**Given request**
Gather every line that includes the word "History", please.

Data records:
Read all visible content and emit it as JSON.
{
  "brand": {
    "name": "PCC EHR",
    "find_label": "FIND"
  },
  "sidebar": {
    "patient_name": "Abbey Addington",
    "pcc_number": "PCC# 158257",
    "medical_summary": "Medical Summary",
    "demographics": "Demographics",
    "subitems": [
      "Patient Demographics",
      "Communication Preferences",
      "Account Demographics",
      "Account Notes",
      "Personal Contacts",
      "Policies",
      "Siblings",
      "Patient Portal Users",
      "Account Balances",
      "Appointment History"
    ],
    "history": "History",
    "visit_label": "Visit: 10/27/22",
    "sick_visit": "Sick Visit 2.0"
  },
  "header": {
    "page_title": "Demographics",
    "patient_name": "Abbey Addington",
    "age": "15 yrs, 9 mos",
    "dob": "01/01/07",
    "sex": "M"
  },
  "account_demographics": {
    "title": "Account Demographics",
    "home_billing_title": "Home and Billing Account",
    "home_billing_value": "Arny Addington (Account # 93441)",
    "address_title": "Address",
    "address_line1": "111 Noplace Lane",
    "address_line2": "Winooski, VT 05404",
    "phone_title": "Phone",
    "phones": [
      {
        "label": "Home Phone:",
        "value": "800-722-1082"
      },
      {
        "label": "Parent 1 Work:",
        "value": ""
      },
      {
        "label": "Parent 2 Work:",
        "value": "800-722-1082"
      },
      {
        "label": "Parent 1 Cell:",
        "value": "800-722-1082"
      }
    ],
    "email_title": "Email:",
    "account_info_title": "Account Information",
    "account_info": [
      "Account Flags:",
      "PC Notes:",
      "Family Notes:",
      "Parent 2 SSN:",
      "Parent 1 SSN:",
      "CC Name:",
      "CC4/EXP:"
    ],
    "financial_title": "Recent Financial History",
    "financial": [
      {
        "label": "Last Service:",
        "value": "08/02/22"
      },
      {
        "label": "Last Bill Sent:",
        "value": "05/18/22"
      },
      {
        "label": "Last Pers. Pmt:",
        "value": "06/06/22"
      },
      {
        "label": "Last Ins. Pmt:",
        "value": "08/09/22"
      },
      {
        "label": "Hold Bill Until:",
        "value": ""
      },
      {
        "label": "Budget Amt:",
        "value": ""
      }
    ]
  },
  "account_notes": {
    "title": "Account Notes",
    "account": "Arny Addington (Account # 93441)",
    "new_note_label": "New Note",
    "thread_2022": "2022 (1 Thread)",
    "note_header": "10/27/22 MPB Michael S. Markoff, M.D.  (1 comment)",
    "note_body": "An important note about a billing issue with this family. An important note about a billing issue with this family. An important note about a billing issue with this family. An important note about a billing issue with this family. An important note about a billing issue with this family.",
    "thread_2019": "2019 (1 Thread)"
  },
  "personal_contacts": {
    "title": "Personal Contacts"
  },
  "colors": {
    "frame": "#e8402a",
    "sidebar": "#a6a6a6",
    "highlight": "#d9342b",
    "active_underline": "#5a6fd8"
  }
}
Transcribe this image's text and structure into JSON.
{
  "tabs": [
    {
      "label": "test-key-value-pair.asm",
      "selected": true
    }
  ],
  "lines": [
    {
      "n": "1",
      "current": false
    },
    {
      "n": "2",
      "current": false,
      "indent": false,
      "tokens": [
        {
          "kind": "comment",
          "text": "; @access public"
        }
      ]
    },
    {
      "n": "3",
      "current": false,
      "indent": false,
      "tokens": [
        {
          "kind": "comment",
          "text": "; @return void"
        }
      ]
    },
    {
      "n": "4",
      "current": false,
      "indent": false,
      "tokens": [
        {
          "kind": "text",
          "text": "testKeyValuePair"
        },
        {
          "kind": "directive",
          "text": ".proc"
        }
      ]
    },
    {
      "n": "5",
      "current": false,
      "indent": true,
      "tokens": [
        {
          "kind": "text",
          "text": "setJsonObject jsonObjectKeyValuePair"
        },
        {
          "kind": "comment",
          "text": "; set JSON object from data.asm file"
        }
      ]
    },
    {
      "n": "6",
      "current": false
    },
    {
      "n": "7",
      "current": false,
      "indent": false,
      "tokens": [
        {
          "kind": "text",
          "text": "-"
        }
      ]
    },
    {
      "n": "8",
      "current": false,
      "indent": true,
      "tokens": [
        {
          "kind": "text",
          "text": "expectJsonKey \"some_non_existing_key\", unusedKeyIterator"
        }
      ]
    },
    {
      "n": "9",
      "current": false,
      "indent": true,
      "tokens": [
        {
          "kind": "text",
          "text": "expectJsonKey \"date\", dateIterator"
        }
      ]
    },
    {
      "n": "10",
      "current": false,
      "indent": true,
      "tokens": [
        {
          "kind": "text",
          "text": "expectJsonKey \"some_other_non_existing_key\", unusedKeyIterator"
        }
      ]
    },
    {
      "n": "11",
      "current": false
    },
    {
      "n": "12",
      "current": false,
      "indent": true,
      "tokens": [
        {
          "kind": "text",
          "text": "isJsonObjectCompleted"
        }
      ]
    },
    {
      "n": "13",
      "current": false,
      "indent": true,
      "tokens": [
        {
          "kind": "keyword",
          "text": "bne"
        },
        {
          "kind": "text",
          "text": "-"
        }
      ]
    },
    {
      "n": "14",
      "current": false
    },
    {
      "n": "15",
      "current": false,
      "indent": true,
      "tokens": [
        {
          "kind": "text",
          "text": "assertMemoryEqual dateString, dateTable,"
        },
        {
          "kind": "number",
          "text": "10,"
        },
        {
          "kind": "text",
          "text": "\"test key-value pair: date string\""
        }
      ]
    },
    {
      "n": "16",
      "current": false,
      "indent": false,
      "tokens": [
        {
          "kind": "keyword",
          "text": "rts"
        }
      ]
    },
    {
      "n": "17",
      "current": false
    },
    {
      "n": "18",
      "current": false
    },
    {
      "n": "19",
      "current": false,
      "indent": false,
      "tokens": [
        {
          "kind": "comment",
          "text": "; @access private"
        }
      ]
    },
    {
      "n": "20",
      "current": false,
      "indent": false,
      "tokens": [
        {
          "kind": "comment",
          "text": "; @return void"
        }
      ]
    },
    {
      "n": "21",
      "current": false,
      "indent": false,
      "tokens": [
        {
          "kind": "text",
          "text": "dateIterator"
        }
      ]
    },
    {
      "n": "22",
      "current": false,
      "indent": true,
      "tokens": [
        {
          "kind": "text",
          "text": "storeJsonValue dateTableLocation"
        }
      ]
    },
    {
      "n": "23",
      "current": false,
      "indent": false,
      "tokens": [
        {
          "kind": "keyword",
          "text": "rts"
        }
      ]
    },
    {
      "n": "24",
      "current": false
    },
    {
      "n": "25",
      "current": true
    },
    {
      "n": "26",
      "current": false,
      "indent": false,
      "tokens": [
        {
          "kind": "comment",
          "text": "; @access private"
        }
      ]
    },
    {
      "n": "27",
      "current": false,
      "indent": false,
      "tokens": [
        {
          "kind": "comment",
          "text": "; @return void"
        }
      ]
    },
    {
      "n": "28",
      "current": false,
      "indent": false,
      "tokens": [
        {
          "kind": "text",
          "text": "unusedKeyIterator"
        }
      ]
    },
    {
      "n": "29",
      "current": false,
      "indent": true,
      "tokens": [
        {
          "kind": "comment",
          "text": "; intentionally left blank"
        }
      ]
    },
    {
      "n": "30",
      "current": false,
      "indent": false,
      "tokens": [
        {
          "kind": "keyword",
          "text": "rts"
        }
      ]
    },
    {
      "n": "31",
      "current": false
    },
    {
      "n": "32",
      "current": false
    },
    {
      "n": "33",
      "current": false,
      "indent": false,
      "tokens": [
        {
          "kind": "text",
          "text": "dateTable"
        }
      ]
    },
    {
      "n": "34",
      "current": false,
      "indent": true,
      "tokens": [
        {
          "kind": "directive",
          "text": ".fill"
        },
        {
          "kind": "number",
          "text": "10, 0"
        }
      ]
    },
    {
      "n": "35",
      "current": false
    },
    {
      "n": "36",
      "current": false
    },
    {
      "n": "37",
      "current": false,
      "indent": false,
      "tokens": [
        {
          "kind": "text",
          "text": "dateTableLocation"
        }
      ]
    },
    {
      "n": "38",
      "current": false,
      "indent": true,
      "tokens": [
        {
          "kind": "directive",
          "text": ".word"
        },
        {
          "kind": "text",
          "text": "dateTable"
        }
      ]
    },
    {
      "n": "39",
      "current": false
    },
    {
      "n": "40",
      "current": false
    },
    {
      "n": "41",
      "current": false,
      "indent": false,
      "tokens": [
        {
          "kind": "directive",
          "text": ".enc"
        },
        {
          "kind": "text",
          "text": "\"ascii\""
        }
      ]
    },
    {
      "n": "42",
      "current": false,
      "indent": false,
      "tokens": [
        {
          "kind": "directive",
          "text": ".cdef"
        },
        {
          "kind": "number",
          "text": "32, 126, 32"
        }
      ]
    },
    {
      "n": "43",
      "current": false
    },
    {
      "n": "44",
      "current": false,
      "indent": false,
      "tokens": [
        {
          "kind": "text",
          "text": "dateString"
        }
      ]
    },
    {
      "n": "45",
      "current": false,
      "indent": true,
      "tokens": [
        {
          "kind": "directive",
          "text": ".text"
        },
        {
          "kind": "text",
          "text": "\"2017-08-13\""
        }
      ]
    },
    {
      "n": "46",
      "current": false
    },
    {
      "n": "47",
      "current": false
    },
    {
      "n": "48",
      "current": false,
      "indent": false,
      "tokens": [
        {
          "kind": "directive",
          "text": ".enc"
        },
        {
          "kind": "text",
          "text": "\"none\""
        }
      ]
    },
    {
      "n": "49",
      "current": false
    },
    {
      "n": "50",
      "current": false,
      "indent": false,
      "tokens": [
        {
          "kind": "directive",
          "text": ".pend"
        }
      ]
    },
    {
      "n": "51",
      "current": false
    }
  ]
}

**Solution below**
      "Appointment History"
    "history": "History",
    "financial_title": "Recent Financial History",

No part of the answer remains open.